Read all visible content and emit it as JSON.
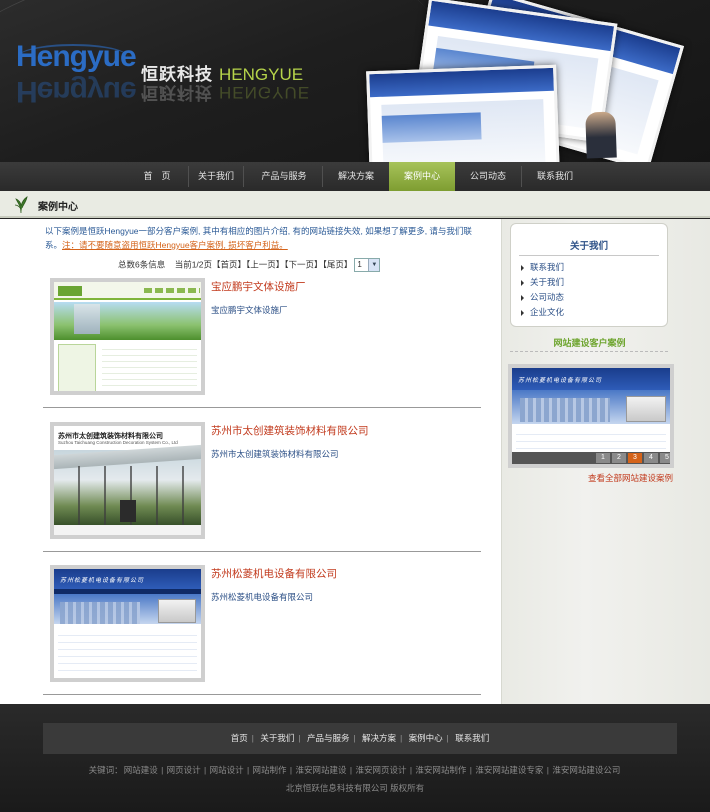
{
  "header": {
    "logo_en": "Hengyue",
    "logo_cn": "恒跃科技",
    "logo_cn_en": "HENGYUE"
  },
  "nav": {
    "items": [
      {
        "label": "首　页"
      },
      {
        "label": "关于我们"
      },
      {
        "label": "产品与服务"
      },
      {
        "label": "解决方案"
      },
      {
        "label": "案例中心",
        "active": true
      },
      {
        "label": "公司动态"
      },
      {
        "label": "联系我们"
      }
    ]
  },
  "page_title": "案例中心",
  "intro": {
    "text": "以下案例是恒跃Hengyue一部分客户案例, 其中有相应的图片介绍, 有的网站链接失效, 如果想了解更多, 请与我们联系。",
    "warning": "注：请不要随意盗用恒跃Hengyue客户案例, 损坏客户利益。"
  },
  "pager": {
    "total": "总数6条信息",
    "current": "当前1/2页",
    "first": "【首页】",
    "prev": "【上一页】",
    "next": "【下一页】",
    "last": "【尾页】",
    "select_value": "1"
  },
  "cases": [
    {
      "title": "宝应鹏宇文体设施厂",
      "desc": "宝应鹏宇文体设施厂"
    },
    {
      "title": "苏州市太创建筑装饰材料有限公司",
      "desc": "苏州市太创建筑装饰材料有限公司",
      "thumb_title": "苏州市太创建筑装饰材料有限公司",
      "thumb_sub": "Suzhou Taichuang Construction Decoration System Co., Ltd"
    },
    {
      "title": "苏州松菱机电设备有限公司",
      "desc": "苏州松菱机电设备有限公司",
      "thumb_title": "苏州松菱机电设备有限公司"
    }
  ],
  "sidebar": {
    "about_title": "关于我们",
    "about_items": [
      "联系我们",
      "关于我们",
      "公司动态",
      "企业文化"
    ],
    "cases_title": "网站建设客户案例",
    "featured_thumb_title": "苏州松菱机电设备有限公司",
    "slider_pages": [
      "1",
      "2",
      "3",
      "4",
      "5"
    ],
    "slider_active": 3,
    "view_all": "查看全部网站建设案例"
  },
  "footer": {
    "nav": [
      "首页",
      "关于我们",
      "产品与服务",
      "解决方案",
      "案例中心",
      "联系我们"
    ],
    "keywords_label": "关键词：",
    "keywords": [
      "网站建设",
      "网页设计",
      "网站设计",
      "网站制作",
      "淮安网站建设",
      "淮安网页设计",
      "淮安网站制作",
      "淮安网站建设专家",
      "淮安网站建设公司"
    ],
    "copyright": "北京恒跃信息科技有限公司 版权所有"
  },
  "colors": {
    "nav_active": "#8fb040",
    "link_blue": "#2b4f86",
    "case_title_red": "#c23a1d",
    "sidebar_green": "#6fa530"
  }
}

########

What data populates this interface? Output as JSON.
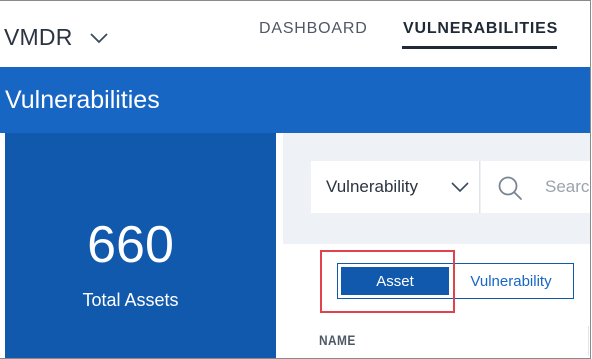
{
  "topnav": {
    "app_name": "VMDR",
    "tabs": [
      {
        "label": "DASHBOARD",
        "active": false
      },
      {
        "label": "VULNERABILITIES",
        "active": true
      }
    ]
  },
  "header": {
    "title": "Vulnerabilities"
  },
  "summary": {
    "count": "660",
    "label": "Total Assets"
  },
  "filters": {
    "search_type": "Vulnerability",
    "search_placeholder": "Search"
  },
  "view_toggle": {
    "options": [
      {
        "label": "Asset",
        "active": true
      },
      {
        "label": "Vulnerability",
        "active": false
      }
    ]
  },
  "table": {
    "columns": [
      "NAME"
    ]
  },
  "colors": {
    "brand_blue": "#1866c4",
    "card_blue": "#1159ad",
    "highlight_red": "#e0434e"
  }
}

########

**TASK DESCRIPTION:**
The word "JSON" may turn up on some lines of these records; say how many, with no other words.

**FINISHED EXERCISE:**
2